— Begin Material shown —

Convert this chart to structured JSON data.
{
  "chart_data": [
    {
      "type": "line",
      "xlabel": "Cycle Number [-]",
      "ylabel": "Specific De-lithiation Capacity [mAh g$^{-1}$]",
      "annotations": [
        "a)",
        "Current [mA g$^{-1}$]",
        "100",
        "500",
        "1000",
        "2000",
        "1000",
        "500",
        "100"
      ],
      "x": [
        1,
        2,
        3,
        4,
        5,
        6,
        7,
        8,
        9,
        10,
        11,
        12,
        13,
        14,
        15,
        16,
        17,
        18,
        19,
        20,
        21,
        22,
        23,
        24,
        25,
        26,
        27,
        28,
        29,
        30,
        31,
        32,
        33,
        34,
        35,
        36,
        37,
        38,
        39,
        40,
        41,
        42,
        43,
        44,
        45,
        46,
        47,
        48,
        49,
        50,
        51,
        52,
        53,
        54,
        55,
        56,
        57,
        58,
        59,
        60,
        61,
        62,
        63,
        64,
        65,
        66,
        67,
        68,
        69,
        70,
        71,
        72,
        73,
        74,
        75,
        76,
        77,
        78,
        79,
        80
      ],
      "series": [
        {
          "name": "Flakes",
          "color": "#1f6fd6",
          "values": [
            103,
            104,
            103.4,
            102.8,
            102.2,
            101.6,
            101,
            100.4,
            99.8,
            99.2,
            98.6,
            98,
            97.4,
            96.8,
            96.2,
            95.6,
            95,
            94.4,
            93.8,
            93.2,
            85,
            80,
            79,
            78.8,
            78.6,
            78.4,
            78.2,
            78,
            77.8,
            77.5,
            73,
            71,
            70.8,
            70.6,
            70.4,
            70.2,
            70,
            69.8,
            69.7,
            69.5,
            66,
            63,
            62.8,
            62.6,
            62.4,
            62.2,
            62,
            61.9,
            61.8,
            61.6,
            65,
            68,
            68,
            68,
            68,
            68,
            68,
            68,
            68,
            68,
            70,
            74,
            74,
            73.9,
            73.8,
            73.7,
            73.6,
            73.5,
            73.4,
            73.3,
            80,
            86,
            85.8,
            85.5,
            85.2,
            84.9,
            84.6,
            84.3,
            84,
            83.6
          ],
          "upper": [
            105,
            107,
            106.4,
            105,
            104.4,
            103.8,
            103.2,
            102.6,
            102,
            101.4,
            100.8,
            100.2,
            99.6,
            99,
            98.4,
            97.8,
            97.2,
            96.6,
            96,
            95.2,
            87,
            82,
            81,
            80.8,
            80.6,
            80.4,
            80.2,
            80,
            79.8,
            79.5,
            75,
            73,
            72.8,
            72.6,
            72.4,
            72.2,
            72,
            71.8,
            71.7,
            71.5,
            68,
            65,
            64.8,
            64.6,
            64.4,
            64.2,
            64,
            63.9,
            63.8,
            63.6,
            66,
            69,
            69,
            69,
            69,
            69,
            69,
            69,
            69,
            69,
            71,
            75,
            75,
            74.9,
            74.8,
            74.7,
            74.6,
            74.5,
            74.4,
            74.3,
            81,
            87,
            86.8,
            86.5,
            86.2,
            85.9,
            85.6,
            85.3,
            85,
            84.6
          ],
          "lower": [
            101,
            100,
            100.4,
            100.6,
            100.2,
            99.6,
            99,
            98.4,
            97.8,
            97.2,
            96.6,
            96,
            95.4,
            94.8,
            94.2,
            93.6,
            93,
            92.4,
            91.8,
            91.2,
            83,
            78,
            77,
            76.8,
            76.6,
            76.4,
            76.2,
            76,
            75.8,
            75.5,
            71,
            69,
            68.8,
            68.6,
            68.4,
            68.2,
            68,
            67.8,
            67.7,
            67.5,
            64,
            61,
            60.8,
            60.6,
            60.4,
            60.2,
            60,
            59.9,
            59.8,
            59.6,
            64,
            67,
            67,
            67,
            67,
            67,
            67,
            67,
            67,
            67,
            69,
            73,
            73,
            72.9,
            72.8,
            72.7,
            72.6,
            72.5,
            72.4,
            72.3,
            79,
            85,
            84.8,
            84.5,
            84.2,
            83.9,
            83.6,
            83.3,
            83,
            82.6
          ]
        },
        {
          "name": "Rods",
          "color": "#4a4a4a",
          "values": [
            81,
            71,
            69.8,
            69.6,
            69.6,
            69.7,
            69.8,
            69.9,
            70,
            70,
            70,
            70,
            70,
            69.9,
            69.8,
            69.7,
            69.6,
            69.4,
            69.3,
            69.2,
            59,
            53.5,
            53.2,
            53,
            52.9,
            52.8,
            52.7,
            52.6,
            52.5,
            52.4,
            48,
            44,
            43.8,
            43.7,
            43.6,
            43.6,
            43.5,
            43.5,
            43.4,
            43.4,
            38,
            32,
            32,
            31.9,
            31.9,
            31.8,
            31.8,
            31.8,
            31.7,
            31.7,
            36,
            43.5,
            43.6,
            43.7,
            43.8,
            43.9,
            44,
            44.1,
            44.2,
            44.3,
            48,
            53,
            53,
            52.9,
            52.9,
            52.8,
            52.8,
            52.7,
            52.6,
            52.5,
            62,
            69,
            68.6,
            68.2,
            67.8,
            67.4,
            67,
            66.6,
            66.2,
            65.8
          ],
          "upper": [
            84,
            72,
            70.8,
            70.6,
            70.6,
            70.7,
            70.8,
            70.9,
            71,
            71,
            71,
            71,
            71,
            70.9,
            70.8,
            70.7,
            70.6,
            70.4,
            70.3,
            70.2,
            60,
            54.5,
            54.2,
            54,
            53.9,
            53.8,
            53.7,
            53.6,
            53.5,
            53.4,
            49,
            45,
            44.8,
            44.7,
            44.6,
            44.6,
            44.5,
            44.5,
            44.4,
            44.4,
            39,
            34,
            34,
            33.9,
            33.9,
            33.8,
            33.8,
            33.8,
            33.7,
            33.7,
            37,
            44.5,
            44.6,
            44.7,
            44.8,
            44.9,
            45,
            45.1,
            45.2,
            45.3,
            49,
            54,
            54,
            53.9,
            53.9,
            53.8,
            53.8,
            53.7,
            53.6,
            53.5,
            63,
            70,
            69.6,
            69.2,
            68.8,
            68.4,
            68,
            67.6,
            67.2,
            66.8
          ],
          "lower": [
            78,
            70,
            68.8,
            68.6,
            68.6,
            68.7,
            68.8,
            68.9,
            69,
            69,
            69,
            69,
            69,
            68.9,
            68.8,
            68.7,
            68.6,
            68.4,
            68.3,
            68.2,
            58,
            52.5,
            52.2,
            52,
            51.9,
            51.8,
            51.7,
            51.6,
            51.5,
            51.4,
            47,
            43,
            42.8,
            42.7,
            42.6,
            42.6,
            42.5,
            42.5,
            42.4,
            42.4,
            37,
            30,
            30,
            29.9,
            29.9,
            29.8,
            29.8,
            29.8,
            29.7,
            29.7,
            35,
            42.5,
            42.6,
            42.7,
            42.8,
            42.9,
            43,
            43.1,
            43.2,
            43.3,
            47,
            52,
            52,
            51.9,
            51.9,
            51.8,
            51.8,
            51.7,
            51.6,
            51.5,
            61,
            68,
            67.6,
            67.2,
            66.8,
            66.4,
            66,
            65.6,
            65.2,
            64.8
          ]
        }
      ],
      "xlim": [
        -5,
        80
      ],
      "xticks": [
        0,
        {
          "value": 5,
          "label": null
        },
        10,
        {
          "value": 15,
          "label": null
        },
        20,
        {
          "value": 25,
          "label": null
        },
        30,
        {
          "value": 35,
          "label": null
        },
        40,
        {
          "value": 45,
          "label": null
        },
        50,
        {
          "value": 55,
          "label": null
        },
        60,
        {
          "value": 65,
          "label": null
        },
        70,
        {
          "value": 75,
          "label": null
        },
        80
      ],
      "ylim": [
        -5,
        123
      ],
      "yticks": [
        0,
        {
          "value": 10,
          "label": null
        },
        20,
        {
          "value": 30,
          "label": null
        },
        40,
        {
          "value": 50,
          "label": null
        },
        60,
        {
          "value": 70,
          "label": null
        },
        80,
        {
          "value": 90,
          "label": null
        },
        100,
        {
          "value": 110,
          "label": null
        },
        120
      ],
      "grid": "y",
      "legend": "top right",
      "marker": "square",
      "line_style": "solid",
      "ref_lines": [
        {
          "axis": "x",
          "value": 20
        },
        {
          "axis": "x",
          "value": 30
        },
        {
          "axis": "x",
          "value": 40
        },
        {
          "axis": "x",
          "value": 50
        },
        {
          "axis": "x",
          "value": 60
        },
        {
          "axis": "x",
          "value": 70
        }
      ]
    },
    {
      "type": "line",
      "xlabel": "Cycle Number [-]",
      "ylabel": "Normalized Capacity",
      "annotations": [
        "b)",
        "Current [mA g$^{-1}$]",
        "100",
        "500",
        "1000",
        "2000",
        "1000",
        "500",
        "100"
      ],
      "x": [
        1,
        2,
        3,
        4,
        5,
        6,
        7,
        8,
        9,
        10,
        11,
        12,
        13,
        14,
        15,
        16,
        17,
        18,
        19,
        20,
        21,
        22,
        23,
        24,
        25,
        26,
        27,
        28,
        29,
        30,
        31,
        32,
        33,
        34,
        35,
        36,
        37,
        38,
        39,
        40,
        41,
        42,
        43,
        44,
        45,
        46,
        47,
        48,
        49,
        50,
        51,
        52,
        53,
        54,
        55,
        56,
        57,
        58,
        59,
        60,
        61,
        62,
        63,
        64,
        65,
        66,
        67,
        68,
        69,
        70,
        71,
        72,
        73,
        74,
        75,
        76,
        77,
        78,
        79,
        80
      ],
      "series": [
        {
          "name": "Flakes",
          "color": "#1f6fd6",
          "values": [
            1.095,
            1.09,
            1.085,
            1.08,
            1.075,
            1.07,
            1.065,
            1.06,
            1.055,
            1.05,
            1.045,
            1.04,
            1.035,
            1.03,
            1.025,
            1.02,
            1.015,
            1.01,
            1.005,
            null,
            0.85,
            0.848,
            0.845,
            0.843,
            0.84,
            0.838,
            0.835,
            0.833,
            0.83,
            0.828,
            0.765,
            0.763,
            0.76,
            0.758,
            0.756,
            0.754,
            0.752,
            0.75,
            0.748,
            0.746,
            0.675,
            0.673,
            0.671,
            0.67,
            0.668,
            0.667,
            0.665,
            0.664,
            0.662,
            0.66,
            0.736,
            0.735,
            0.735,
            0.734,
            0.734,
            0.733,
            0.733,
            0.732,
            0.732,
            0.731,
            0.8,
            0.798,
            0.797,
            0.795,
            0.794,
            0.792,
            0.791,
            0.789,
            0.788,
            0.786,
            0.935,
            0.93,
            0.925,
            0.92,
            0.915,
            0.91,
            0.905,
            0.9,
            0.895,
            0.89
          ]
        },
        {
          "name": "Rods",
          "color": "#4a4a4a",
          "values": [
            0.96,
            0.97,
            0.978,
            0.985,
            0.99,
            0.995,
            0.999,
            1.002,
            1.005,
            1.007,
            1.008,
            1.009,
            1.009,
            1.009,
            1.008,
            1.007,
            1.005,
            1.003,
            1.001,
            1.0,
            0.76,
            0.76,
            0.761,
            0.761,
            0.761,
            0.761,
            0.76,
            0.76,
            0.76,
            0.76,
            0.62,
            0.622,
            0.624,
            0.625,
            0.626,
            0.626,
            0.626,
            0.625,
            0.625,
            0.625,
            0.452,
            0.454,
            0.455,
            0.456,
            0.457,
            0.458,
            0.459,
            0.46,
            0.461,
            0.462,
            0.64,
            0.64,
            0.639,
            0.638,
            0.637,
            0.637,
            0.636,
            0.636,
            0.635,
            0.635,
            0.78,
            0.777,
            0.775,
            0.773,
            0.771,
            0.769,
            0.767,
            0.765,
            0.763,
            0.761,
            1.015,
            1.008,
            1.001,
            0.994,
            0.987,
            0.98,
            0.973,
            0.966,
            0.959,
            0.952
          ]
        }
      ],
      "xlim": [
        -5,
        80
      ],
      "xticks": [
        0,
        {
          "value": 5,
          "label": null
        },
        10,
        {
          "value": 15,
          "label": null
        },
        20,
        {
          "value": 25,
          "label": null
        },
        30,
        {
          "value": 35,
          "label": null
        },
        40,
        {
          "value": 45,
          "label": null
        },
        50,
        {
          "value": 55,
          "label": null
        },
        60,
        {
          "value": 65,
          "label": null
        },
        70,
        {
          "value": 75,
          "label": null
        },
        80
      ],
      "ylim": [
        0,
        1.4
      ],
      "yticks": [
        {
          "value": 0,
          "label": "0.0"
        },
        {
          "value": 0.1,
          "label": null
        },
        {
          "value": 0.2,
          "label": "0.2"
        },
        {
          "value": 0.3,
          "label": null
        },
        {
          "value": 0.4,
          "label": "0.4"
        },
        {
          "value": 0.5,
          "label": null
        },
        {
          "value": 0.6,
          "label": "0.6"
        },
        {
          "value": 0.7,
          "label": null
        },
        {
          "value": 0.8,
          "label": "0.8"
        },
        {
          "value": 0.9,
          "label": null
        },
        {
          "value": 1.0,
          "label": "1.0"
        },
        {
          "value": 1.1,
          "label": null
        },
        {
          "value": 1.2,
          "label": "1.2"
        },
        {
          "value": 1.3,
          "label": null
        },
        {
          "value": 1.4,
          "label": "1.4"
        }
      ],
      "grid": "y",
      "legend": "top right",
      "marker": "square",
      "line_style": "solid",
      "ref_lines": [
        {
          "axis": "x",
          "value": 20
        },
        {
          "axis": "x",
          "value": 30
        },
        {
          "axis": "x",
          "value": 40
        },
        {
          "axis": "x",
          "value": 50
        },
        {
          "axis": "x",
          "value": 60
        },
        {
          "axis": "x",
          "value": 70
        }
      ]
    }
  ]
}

— End Material shown —

Task directions:
Show every line above in which the word "ylabel" occurs.

Finished exercise:
      "ylabel": "Specific De-lithiation Capacity [mAh g$^{-1}$]",
      "ylabel": "Normalized Capacity",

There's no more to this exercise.